### [Problem to solve]
Copy out each line of the material in which the word "Papillary" can be found.

Start of Block

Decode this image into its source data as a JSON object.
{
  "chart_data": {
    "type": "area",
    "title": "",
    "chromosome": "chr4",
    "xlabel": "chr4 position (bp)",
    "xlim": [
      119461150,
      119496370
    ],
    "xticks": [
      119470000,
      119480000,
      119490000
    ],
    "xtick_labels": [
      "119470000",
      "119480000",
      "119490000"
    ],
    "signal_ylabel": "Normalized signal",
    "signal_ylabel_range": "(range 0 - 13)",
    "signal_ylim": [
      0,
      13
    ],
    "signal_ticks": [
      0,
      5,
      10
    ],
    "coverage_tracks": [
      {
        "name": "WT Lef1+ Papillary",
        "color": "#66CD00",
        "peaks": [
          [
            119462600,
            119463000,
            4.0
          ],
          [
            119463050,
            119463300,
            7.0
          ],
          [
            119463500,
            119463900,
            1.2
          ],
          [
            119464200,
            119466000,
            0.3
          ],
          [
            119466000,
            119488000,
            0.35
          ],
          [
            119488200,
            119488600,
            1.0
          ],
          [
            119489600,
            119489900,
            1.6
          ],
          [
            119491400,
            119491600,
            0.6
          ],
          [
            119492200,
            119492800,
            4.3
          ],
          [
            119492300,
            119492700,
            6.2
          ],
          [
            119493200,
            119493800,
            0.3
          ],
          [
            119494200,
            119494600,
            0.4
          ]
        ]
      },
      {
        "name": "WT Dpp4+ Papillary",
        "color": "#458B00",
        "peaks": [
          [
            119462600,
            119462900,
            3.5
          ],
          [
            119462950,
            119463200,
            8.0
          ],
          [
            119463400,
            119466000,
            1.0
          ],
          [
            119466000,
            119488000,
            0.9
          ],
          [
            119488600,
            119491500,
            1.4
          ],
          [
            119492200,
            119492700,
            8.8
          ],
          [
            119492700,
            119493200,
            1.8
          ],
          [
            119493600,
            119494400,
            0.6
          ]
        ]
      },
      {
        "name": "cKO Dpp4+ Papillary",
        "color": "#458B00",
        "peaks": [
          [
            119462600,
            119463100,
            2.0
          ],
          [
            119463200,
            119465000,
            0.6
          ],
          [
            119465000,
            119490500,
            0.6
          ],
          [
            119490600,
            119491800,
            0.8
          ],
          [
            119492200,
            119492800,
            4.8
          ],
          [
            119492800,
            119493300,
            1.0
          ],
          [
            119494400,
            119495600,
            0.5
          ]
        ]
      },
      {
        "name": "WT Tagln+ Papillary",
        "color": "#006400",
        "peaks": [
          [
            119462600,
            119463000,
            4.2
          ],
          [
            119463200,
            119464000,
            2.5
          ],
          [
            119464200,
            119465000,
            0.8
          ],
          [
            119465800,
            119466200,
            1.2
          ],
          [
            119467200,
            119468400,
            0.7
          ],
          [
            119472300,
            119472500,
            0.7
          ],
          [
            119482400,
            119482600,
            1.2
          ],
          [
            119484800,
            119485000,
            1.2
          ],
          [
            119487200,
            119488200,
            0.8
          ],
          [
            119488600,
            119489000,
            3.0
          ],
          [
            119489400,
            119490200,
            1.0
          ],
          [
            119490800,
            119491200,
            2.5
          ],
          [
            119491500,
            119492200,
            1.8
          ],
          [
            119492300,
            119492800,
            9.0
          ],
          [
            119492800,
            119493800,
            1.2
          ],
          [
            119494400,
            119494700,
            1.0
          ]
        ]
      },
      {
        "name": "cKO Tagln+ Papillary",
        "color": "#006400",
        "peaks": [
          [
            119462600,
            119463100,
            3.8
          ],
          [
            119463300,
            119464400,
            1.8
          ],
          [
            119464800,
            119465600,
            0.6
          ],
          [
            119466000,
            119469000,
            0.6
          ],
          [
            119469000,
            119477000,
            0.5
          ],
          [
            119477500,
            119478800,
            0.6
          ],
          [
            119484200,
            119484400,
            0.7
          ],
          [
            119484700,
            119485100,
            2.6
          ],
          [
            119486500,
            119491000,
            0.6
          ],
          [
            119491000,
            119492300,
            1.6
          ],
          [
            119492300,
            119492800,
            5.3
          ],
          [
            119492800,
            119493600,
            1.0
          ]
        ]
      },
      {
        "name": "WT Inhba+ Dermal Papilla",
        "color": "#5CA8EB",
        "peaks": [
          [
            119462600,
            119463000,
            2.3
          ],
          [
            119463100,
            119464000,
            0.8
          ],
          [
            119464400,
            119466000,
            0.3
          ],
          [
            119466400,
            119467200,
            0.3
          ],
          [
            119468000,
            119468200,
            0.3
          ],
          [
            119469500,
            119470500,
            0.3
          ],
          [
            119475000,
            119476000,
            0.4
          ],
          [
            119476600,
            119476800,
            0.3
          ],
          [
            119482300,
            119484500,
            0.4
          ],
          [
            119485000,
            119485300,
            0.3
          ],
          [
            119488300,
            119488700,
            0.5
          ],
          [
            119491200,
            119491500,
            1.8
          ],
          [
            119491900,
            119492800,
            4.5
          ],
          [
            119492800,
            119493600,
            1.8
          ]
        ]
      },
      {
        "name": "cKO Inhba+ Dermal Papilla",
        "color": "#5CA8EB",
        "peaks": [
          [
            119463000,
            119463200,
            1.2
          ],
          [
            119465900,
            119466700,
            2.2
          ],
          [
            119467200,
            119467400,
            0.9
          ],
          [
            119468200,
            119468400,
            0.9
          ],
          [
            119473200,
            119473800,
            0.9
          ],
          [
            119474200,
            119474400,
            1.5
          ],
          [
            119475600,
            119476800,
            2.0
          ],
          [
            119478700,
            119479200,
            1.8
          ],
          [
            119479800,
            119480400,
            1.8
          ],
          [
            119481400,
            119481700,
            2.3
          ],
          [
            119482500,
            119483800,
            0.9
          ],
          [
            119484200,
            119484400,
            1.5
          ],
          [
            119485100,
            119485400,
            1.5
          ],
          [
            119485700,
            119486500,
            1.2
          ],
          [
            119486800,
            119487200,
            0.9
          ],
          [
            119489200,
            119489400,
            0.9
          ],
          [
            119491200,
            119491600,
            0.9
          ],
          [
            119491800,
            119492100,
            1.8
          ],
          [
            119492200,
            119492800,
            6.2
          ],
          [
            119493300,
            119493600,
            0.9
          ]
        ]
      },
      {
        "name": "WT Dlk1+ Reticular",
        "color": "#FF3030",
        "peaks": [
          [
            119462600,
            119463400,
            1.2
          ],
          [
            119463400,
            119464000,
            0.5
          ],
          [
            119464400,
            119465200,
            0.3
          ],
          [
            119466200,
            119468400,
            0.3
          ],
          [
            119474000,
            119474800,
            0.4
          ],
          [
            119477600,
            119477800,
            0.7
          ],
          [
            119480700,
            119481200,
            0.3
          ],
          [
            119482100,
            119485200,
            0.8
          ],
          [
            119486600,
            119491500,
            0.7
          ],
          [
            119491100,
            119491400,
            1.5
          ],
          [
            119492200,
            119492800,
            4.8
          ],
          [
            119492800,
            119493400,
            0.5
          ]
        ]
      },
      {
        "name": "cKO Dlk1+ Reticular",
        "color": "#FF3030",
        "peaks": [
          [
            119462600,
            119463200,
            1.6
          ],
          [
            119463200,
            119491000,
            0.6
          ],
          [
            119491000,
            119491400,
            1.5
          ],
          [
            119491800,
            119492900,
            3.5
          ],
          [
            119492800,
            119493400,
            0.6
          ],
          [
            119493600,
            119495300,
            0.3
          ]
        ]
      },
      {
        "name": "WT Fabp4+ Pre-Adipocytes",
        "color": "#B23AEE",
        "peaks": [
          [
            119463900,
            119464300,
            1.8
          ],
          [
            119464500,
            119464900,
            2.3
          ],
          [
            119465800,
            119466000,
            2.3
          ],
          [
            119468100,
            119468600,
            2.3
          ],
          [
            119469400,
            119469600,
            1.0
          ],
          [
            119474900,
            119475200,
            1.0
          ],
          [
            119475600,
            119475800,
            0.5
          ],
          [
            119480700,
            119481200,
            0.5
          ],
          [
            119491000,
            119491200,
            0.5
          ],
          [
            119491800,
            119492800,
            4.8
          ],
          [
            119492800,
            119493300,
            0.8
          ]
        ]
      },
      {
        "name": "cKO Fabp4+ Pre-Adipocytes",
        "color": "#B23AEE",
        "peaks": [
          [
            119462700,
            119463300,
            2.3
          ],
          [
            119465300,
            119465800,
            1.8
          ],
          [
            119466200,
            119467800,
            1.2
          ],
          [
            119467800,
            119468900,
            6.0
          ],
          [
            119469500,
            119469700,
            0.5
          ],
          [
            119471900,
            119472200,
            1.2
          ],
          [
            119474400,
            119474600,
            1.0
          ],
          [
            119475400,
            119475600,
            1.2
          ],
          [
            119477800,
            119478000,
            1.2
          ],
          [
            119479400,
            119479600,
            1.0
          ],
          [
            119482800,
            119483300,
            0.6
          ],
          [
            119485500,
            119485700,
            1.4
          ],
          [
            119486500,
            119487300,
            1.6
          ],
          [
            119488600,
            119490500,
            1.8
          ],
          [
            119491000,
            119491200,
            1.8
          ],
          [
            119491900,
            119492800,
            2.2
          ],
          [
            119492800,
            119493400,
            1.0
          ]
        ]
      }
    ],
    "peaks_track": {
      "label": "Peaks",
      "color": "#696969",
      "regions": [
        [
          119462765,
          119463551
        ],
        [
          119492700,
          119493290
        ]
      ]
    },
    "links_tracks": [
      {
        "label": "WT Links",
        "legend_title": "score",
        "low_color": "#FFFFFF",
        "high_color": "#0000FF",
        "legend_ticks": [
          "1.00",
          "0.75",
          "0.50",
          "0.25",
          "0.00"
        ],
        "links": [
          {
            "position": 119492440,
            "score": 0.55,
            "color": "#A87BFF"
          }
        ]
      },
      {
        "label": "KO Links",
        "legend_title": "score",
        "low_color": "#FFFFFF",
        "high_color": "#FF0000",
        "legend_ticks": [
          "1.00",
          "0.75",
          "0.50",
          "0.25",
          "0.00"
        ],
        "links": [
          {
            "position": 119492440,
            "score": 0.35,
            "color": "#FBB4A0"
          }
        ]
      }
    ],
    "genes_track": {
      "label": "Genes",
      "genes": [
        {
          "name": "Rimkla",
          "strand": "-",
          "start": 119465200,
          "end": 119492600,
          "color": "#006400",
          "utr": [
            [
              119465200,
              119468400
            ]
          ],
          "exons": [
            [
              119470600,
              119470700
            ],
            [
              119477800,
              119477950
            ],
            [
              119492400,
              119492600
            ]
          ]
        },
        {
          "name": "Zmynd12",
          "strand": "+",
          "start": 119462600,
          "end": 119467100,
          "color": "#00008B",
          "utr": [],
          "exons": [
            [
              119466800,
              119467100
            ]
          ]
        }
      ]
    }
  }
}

End of Block

### [Solution to this exercise]
        "name": "WT Lef1+ Papillary",
        "name": "WT Dpp4+ Papillary",
        "name": "cKO Dpp4+ Papillary",
        "name": "WT Tagln+ Papillary",
        "name": "cKO Tagln+ Papillary",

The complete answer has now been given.